[Stored data]
· · · ·
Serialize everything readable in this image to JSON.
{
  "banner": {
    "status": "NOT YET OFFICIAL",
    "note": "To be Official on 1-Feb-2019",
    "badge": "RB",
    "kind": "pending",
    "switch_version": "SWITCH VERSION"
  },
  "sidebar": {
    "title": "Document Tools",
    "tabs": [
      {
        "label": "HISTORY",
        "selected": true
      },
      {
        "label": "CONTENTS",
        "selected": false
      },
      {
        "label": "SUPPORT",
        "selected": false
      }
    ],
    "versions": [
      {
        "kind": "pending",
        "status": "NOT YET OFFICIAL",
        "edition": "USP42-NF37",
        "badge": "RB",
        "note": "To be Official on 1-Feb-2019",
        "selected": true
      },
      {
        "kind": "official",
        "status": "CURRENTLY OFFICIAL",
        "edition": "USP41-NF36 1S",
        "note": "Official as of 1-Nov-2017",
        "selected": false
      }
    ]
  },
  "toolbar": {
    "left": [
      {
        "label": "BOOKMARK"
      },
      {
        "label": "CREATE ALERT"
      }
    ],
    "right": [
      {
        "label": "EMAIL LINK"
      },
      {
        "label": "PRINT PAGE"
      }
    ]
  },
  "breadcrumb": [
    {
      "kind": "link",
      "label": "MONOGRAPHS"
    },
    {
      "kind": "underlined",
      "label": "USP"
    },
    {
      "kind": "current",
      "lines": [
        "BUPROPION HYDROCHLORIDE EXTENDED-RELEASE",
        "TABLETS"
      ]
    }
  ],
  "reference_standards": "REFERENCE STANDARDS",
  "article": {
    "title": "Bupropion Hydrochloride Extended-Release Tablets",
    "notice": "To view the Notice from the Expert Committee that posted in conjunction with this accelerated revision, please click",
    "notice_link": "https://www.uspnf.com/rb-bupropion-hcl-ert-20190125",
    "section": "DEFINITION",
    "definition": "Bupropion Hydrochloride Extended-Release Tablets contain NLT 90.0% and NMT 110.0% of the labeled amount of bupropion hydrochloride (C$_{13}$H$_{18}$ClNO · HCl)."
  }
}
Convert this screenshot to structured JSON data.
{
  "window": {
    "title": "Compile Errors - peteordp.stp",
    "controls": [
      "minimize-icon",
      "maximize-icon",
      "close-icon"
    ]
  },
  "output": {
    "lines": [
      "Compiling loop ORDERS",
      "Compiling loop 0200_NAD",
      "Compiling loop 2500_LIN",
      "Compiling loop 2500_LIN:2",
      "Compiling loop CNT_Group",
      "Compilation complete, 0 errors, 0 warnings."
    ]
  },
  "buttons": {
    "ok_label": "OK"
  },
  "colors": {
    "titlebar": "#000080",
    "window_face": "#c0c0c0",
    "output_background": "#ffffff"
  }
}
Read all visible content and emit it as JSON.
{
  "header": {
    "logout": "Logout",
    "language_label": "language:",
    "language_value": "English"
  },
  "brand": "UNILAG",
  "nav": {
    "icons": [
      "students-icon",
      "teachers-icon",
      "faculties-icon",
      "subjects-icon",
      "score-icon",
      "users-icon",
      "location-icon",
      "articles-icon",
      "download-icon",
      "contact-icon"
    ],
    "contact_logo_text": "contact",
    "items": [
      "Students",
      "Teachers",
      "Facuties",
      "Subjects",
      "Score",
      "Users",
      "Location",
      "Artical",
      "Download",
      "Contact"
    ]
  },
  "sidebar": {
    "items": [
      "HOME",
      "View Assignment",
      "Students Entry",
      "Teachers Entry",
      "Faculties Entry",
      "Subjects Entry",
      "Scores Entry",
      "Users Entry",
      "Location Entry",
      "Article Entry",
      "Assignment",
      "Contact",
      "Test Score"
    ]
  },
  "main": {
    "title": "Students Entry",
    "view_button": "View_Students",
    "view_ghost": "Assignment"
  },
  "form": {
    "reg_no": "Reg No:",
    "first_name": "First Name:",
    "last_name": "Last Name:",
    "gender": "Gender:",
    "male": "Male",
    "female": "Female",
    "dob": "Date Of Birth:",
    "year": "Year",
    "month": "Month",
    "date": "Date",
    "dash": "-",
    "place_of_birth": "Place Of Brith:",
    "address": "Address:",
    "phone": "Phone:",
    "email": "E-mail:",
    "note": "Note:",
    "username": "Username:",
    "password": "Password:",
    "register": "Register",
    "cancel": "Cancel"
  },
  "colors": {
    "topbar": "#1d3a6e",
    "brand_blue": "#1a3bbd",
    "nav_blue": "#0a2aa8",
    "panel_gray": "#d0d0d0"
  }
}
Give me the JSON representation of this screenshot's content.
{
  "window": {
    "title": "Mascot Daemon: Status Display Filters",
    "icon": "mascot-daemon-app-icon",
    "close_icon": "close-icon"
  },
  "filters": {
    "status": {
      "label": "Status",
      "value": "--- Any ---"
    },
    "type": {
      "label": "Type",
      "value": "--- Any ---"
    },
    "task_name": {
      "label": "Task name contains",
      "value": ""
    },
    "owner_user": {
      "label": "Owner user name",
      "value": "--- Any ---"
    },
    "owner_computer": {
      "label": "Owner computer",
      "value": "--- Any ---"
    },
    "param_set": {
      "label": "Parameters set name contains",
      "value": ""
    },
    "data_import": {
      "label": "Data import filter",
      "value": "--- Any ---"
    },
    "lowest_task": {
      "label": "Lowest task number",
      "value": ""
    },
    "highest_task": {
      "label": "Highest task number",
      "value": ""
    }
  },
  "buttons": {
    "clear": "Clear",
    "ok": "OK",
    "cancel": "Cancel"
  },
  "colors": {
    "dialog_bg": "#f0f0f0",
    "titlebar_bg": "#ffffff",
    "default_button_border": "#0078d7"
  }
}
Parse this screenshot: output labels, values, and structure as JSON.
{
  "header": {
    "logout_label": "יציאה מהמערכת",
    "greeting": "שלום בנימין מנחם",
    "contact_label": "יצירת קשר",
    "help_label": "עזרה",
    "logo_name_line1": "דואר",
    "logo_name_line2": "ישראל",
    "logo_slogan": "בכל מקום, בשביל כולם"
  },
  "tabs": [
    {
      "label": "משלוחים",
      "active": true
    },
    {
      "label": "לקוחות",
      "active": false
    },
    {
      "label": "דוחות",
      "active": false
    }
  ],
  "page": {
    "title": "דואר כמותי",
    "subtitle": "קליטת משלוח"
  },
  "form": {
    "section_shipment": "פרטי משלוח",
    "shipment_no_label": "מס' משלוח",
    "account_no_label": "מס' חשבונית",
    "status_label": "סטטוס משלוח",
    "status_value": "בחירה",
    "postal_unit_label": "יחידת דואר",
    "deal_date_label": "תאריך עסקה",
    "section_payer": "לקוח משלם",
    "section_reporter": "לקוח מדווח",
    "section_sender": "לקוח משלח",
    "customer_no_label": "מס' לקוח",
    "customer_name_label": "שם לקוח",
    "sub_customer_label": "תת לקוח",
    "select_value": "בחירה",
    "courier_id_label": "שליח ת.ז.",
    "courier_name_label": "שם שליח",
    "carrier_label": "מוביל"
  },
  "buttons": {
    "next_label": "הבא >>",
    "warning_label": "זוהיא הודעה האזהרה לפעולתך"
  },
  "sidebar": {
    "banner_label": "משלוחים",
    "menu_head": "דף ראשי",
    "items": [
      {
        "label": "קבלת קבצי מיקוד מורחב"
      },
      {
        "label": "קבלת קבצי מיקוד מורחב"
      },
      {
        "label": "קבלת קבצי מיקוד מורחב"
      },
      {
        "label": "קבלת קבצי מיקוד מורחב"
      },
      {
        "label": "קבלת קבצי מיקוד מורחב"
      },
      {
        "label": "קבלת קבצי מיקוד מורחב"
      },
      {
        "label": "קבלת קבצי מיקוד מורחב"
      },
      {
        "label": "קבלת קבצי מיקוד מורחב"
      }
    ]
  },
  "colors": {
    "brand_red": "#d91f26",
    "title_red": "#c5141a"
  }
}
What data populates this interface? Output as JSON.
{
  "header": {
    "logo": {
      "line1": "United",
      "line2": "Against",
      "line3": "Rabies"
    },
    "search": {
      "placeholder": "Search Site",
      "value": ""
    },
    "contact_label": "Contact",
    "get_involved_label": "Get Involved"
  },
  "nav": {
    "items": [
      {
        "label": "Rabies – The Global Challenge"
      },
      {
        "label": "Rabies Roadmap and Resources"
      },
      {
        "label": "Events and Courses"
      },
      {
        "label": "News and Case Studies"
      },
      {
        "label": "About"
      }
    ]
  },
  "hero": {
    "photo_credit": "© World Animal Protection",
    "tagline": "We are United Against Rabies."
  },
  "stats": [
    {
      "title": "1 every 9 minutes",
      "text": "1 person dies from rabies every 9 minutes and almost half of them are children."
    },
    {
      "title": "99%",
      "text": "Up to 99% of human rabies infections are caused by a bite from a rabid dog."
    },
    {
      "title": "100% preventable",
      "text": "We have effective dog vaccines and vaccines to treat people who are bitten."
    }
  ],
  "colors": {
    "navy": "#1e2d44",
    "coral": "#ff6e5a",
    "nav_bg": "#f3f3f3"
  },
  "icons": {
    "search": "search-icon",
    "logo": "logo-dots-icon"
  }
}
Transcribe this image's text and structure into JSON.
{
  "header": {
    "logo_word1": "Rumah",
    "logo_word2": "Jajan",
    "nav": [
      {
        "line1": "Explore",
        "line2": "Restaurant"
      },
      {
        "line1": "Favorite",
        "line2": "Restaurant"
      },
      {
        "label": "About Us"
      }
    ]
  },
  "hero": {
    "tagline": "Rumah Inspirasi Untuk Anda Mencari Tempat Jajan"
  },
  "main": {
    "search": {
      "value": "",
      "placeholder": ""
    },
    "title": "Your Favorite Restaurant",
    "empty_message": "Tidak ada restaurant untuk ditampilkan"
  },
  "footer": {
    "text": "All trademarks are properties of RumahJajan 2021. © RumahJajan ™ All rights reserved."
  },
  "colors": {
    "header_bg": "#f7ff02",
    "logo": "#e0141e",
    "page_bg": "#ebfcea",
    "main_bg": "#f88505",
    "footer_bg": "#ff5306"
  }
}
· · · ·
- WHAT IS REQUIRED: Find "What data populates" in the data above, then repeat that line and all lines after it exactly, ending with the final line.

- THE RESPONSE:
What data populates this interface? Output as JSON.
{
  "header": {
    "logo": {
      "line1": "United",
      "line2": "Against",
      "line3": "Rabies"
    },
    "search": {
      "placeholder": "Search Site",
      "value": ""
    },
    "contact_label": "Contact",
    "get_involved_label": "Get Involved"
  },
  "nav": {
    "items": [
      {
        "label": "Rabies – The Global Challenge"
      },
      {
        "label": "Rabies Roadmap and Resources"
      },
      {
        "label": "Events and Courses"
      },
      {
        "label": "News and Case Studies"
      },
      {
        "label": "About"
      }
    ]
  },
  "hero": {
    "photo_credit": "© World Animal Protection",
    "tagline": "We are United Against Rabies."
  },
  "stats": [
    {
      "title": "1 every 9 minutes",
      "text": "1 person dies from rabies every 9 minutes and almost half of them are children."
    },
    {
      "title": "99%",
      "text": "Up to 99% of human rabies infections are caused by a bite from a rabid dog."
    },
    {
      "title": "100% preventable",
      "text": "We have effective dog vaccines and vaccines to treat people who are bitten."
    }
  ],
  "colors": {
    "navy": "#1e2d44",
    "coral": "#ff6e5a",
    "nav_bg": "#f3f3f3"
  },
  "icons": {
    "search": "search-icon",
    "logo": "logo-dots-icon"
  }
}
Transcribe this image's text and structure into JSON.
{
  "header": {
    "logo_word1": "Rumah",
    "logo_word2": "Jajan",
    "nav": [
      {
        "line1": "Explore",
        "line2": "Restaurant"
      },
      {
        "line1": "Favorite",
        "line2": "Restaurant"
      },
      {
        "label": "About Us"
      }
    ]
  },
  "hero": {
    "tagline": "Rumah Inspirasi Untuk Anda Mencari Tempat Jajan"
  },
  "main": {
    "search": {
      "value": "",
      "placeholder": ""
    },
    "title": "Your Favorite Restaurant",
    "empty_message": "Tidak ada restaurant untuk ditampilkan"
  },
  "footer": {
    "text": "All trademarks are properties of RumahJajan 2021. © RumahJajan ™ All rights reserved."
  },
  "colors": {
    "header_bg": "#f7ff02",
    "logo": "#e0141e",
    "page_bg": "#ebfcea",
    "main_bg": "#f88505",
    "footer_bg": "#ff5306"
  }
}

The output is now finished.